**Required work**
Reproduce the records below exactly as given.

-- start Material for this task --

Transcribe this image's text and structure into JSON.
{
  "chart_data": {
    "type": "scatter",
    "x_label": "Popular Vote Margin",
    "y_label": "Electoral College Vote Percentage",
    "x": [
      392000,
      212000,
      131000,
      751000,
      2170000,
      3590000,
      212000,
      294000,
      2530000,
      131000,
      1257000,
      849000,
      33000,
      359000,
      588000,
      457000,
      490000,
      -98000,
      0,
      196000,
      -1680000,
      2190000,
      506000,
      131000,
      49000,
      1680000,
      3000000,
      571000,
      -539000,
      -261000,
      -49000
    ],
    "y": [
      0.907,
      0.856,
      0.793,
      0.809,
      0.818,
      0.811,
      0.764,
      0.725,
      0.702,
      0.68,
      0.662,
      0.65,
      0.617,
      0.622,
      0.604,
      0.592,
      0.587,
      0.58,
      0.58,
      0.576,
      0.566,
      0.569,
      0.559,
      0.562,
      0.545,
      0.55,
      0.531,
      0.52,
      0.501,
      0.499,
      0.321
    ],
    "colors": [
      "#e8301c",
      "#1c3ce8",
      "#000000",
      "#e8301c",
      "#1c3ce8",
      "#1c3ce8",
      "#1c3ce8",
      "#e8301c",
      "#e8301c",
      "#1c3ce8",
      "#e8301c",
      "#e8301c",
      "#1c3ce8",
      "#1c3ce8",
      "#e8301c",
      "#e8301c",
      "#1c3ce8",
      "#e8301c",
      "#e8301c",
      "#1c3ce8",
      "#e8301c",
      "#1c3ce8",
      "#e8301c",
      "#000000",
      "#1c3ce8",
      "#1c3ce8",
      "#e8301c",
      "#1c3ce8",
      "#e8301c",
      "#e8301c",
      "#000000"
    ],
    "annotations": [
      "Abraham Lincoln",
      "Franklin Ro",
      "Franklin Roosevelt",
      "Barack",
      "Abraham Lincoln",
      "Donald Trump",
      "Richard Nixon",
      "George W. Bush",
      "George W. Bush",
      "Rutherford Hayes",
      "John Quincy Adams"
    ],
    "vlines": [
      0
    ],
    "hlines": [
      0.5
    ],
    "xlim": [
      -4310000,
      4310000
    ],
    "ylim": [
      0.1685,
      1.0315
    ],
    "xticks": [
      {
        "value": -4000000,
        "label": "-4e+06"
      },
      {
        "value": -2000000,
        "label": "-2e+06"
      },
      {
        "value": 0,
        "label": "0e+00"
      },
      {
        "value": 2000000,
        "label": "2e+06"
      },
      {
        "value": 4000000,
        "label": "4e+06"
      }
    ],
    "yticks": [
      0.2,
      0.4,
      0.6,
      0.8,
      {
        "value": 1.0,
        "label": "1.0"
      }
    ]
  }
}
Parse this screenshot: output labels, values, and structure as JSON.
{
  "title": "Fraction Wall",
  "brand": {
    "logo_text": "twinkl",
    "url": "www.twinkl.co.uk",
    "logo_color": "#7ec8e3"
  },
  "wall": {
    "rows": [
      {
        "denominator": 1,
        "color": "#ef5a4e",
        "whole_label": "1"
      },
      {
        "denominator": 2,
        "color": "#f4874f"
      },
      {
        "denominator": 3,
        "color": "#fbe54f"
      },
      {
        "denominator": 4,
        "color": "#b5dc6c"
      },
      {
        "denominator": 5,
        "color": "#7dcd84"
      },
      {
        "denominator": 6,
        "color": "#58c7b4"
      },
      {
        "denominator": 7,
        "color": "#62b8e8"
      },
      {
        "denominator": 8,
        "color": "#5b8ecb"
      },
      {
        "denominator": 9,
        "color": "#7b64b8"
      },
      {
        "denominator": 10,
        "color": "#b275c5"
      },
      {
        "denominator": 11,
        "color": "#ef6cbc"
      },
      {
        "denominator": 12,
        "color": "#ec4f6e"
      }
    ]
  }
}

-- end Material for this task --

**Reply**
Transcribe this image's text and structure into JSON.
{
  "chart_data": {
    "type": "scatter",
    "x_label": "Popular Vote Margin",
    "y_label": "Electoral College Vote Percentage",
    "x": [
      392000,
      212000,
      131000,
      751000,
      2170000,
      3590000,
      212000,
      294000,
      2530000,
      131000,
      1257000,
      849000,
      33000,
      359000,
      588000,
      457000,
      490000,
      -98000,
      0,
      196000,
      -1680000,
      2190000,
      506000,
      131000,
      49000,
      1680000,
      3000000,
      571000,
      -539000,
      -261000,
      -49000
    ],
    "y": [
      0.907,
      0.856,
      0.793,
      0.809,
      0.818,
      0.811,
      0.764,
      0.725,
      0.702,
      0.68,
      0.662,
      0.65,
      0.617,
      0.622,
      0.604,
      0.592,
      0.587,
      0.58,
      0.58,
      0.576,
      0.566,
      0.569,
      0.559,
      0.562,
      0.545,
      0.55,
      0.531,
      0.52,
      0.501,
      0.499,
      0.321
    ],
    "colors": [
      "#e8301c",
      "#1c3ce8",
      "#000000",
      "#e8301c",
      "#1c3ce8",
      "#1c3ce8",
      "#1c3ce8",
      "#e8301c",
      "#e8301c",
      "#1c3ce8",
      "#e8301c",
      "#e8301c",
      "#1c3ce8",
      "#1c3ce8",
      "#e8301c",
      "#e8301c",
      "#1c3ce8",
      "#e8301c",
      "#e8301c",
      "#1c3ce8",
      "#e8301c",
      "#1c3ce8",
      "#e8301c",
      "#000000",
      "#1c3ce8",
      "#1c3ce8",
      "#e8301c",
      "#1c3ce8",
      "#e8301c",
      "#e8301c",
      "#000000"
    ],
    "annotations": [
      "Abraham Lincoln",
      "Franklin Ro",
      "Franklin Roosevelt",
      "Barack",
      "Abraham Lincoln",
      "Donald Trump",
      "Richard Nixon",
      "George W. Bush",
      "George W. Bush",
      "Rutherford Hayes",
      "John Quincy Adams"
    ],
    "vlines": [
      0
    ],
    "hlines": [
      0.5
    ],
    "xlim": [
      -4310000,
      4310000
    ],
    "ylim": [
      0.1685,
      1.0315
    ],
    "xticks": [
      {
        "value": -4000000,
        "label": "-4e+06"
      },
      {
        "value": -2000000,
        "label": "-2e+06"
      },
      {
        "value": 0,
        "label": "0e+00"
      },
      {
        "value": 2000000,
        "label": "2e+06"
      },
      {
        "value": 4000000,
        "label": "4e+06"
      }
    ],
    "yticks": [
      0.2,
      0.4,
      0.6,
      0.8,
      {
        "value": 1.0,
        "label": "1.0"
      }
    ]
  }
}
Parse this screenshot: output labels, values, and structure as JSON.
{
  "title": "Fraction Wall",
  "brand": {
    "logo_text": "twinkl",
    "url": "www.twinkl.co.uk",
    "logo_color": "#7ec8e3"
  },
  "wall": {
    "rows": [
      {
        "denominator": 1,
        "color": "#ef5a4e",
        "whole_label": "1"
      },
      {
        "denominator": 2,
        "color": "#f4874f"
      },
      {
        "denominator": 3,
        "color": "#fbe54f"
      },
      {
        "denominator": 4,
        "color": "#b5dc6c"
      },
      {
        "denominator": 5,
        "color": "#7dcd84"
      },
      {
        "denominator": 6,
        "color": "#58c7b4"
      },
      {
        "denominator": 7,
        "color": "#62b8e8"
      },
      {
        "denominator": 8,
        "color": "#5b8ecb"
      },
      {
        "denominator": 9,
        "color": "#7b64b8"
      },
      {
        "denominator": 10,
        "color": "#b275c5"
      },
      {
        "denominator": 11,
        "color": "#ef6cbc"
      },
      {
        "denominator": 12,
        "color": "#ec4f6e"
      }
    ]
  }
}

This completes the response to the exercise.